Stated exercise:
Reproduce the following material exactly, including every line.

>> BEGIN Dataset entries

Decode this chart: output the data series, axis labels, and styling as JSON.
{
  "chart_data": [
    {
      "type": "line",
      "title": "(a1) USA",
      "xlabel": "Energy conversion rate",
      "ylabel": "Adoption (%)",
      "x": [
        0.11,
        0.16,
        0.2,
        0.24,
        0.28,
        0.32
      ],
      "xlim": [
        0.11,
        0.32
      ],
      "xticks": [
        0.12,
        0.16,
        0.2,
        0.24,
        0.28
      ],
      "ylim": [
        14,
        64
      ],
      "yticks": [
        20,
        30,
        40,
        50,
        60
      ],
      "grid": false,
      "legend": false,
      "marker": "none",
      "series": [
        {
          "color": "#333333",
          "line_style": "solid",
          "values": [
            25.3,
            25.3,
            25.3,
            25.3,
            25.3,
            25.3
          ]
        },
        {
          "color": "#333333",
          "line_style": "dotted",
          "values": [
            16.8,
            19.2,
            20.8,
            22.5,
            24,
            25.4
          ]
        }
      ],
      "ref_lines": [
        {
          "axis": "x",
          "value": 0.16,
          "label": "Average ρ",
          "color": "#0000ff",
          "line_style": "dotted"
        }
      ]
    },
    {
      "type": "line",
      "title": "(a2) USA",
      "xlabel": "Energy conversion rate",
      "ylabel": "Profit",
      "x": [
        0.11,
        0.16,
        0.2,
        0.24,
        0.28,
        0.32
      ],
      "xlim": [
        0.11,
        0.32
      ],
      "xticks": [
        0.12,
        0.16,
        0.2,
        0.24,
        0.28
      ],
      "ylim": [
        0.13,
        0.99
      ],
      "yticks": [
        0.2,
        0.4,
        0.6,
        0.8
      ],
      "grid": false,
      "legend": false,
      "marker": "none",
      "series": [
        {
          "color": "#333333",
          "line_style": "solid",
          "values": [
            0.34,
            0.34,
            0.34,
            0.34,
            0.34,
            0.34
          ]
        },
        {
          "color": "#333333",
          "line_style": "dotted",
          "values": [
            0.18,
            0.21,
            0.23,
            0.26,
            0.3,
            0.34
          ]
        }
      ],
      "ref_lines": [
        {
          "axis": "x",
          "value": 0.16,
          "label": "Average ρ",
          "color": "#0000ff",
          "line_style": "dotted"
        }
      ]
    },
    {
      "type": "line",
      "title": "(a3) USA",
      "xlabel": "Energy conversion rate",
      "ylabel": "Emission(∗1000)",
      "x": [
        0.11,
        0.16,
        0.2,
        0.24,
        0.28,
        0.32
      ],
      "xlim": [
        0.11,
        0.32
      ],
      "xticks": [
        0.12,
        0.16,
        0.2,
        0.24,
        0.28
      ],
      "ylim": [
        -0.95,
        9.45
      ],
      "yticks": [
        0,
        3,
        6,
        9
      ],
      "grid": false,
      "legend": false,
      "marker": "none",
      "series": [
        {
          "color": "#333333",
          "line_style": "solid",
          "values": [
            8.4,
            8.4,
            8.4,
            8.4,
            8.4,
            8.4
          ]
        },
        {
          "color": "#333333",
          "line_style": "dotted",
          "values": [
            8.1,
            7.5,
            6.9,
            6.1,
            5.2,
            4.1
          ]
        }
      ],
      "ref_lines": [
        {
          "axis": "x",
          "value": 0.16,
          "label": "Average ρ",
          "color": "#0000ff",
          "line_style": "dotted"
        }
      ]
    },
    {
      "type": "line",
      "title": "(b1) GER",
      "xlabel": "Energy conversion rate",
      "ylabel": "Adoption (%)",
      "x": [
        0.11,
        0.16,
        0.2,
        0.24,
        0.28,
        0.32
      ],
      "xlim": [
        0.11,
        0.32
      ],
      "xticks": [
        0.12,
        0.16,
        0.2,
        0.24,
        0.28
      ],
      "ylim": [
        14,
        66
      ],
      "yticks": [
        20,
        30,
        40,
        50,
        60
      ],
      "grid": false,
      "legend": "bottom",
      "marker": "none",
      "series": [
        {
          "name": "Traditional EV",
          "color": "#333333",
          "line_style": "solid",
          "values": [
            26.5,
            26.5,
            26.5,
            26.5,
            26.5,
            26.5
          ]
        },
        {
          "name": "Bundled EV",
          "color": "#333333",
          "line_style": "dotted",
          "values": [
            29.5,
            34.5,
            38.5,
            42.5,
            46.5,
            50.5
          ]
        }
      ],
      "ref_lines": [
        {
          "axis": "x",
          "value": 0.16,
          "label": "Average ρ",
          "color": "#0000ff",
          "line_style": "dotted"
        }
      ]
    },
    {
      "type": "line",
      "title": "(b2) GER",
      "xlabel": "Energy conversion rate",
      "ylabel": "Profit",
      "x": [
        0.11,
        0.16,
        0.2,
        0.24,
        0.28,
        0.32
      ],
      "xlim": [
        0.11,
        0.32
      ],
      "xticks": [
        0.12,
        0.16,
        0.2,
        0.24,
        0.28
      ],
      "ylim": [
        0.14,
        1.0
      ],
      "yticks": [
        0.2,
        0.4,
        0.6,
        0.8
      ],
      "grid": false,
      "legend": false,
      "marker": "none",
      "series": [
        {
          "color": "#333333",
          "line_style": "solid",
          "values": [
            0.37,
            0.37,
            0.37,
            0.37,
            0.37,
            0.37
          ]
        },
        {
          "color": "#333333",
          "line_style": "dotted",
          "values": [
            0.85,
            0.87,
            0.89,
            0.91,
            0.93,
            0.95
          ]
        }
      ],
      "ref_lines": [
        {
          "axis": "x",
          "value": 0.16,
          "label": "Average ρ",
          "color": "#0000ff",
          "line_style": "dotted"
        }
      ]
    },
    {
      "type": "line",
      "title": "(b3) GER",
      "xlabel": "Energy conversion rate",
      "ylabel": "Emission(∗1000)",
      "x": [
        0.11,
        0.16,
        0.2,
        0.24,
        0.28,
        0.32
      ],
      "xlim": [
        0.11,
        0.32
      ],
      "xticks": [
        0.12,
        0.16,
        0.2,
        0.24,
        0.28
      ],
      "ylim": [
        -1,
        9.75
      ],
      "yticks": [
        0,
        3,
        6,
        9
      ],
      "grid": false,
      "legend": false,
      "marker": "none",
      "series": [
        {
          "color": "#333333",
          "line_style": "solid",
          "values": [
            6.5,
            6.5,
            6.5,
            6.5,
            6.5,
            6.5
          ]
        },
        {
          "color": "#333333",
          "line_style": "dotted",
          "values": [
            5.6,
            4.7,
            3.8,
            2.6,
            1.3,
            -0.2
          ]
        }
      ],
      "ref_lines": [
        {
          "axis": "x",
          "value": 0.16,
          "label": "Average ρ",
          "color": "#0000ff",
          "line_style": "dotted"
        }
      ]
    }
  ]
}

>> END Dataset entries

Complete output:
Decode this chart: output the data series, axis labels, and styling as JSON.
{
  "chart_data": [
    {
      "type": "line",
      "title": "(a1) USA",
      "xlabel": "Energy conversion rate",
      "ylabel": "Adoption (%)",
      "x": [
        0.11,
        0.16,
        0.2,
        0.24,
        0.28,
        0.32
      ],
      "xlim": [
        0.11,
        0.32
      ],
      "xticks": [
        0.12,
        0.16,
        0.2,
        0.24,
        0.28
      ],
      "ylim": [
        14,
        64
      ],
      "yticks": [
        20,
        30,
        40,
        50,
        60
      ],
      "grid": false,
      "legend": false,
      "marker": "none",
      "series": [
        {
          "color": "#333333",
          "line_style": "solid",
          "values": [
            25.3,
            25.3,
            25.3,
            25.3,
            25.3,
            25.3
          ]
        },
        {
          "color": "#333333",
          "line_style": "dotted",
          "values": [
            16.8,
            19.2,
            20.8,
            22.5,
            24,
            25.4
          ]
        }
      ],
      "ref_lines": [
        {
          "axis": "x",
          "value": 0.16,
          "label": "Average ρ",
          "color": "#0000ff",
          "line_style": "dotted"
        }
      ]
    },
    {
      "type": "line",
      "title": "(a2) USA",
      "xlabel": "Energy conversion rate",
      "ylabel": "Profit",
      "x": [
        0.11,
        0.16,
        0.2,
        0.24,
        0.28,
        0.32
      ],
      "xlim": [
        0.11,
        0.32
      ],
      "xticks": [
        0.12,
        0.16,
        0.2,
        0.24,
        0.28
      ],
      "ylim": [
        0.13,
        0.99
      ],
      "yticks": [
        0.2,
        0.4,
        0.6,
        0.8
      ],
      "grid": false,
      "legend": false,
      "marker": "none",
      "series": [
        {
          "color": "#333333",
          "line_style": "solid",
          "values": [
            0.34,
            0.34,
            0.34,
            0.34,
            0.34,
            0.34
          ]
        },
        {
          "color": "#333333",
          "line_style": "dotted",
          "values": [
            0.18,
            0.21,
            0.23,
            0.26,
            0.3,
            0.34
          ]
        }
      ],
      "ref_lines": [
        {
          "axis": "x",
          "value": 0.16,
          "label": "Average ρ",
          "color": "#0000ff",
          "line_style": "dotted"
        }
      ]
    },
    {
      "type": "line",
      "title": "(a3) USA",
      "xlabel": "Energy conversion rate",
      "ylabel": "Emission(∗1000)",
      "x": [
        0.11,
        0.16,
        0.2,
        0.24,
        0.28,
        0.32
      ],
      "xlim": [
        0.11,
        0.32
      ],
      "xticks": [
        0.12,
        0.16,
        0.2,
        0.24,
        0.28
      ],
      "ylim": [
        -0.95,
        9.45
      ],
      "yticks": [
        0,
        3,
        6,
        9
      ],
      "grid": false,
      "legend": false,
      "marker": "none",
      "series": [
        {
          "color": "#333333",
          "line_style": "solid",
          "values": [
            8.4,
            8.4,
            8.4,
            8.4,
            8.4,
            8.4
          ]
        },
        {
          "color": "#333333",
          "line_style": "dotted",
          "values": [
            8.1,
            7.5,
            6.9,
            6.1,
            5.2,
            4.1
          ]
        }
      ],
      "ref_lines": [
        {
          "axis": "x",
          "value": 0.16,
          "label": "Average ρ",
          "color": "#0000ff",
          "line_style": "dotted"
        }
      ]
    },
    {
      "type": "line",
      "title": "(b1) GER",
      "xlabel": "Energy conversion rate",
      "ylabel": "Adoption (%)",
      "x": [
        0.11,
        0.16,
        0.2,
        0.24,
        0.28,
        0.32
      ],
      "xlim": [
        0.11,
        0.32
      ],
      "xticks": [
        0.12,
        0.16,
        0.2,
        0.24,
        0.28
      ],
      "ylim": [
        14,
        66
      ],
      "yticks": [
        20,
        30,
        40,
        50,
        60
      ],
      "grid": false,
      "legend": "bottom",
      "marker": "none",
      "series": [
        {
          "name": "Traditional EV",
          "color": "#333333",
          "line_style": "solid",
          "values": [
            26.5,
            26.5,
            26.5,
            26.5,
            26.5,
            26.5
          ]
        },
        {
          "name": "Bundled EV",
          "color": "#333333",
          "line_style": "dotted",
          "values": [
            29.5,
            34.5,
            38.5,
            42.5,
            46.5,
            50.5
          ]
        }
      ],
      "ref_lines": [
        {
          "axis": "x",
          "value": 0.16,
          "label": "Average ρ",
          "color": "#0000ff",
          "line_style": "dotted"
        }
      ]
    },
    {
      "type": "line",
      "title": "(b2) GER",
      "xlabel": "Energy conversion rate",
      "ylabel": "Profit",
      "x": [
        0.11,
        0.16,
        0.2,
        0.24,
        0.28,
        0.32
      ],
      "xlim": [
        0.11,
        0.32
      ],
      "xticks": [
        0.12,
        0.16,
        0.2,
        0.24,
        0.28
      ],
      "ylim": [
        0.14,
        1.0
      ],
      "yticks": [
        0.2,
        0.4,
        0.6,
        0.8
      ],
      "grid": false,
      "legend": false,
      "marker": "none",
      "series": [
        {
          "color": "#333333",
          "line_style": "solid",
          "values": [
            0.37,
            0.37,
            0.37,
            0.37,
            0.37,
            0.37
          ]
        },
        {
          "color": "#333333",
          "line_style": "dotted",
          "values": [
            0.85,
            0.87,
            0.89,
            0.91,
            0.93,
            0.95
          ]
        }
      ],
      "ref_lines": [
        {
          "axis": "x",
          "value": 0.16,
          "label": "Average ρ",
          "color": "#0000ff",
          "line_style": "dotted"
        }
      ]
    },
    {
      "type": "line",
      "title": "(b3) GER",
      "xlabel": "Energy conversion rate",
      "ylabel": "Emission(∗1000)",
      "x": [
        0.11,
        0.16,
        0.2,
        0.24,
        0.28,
        0.32
      ],
      "xlim": [
        0.11,
        0.32
      ],
      "xticks": [
        0.12,
        0.16,
        0.2,
        0.24,
        0.28
      ],
      "ylim": [
        -1,
        9.75
      ],
      "yticks": [
        0,
        3,
        6,
        9
      ],
      "grid": false,
      "legend": false,
      "marker": "none",
      "series": [
        {
          "color": "#333333",
          "line_style": "solid",
          "values": [
            6.5,
            6.5,
            6.5,
            6.5,
            6.5,
            6.5
          ]
        },
        {
          "color": "#333333",
          "line_style": "dotted",
          "values": [
            5.6,
            4.7,
            3.8,
            2.6,
            1.3,
            -0.2
          ]
        }
      ],
      "ref_lines": [
        {
          "axis": "x",
          "value": 0.16,
          "label": "Average ρ",
          "color": "#0000ff",
          "line_style": "dotted"
        }
      ]
    }
  ]
}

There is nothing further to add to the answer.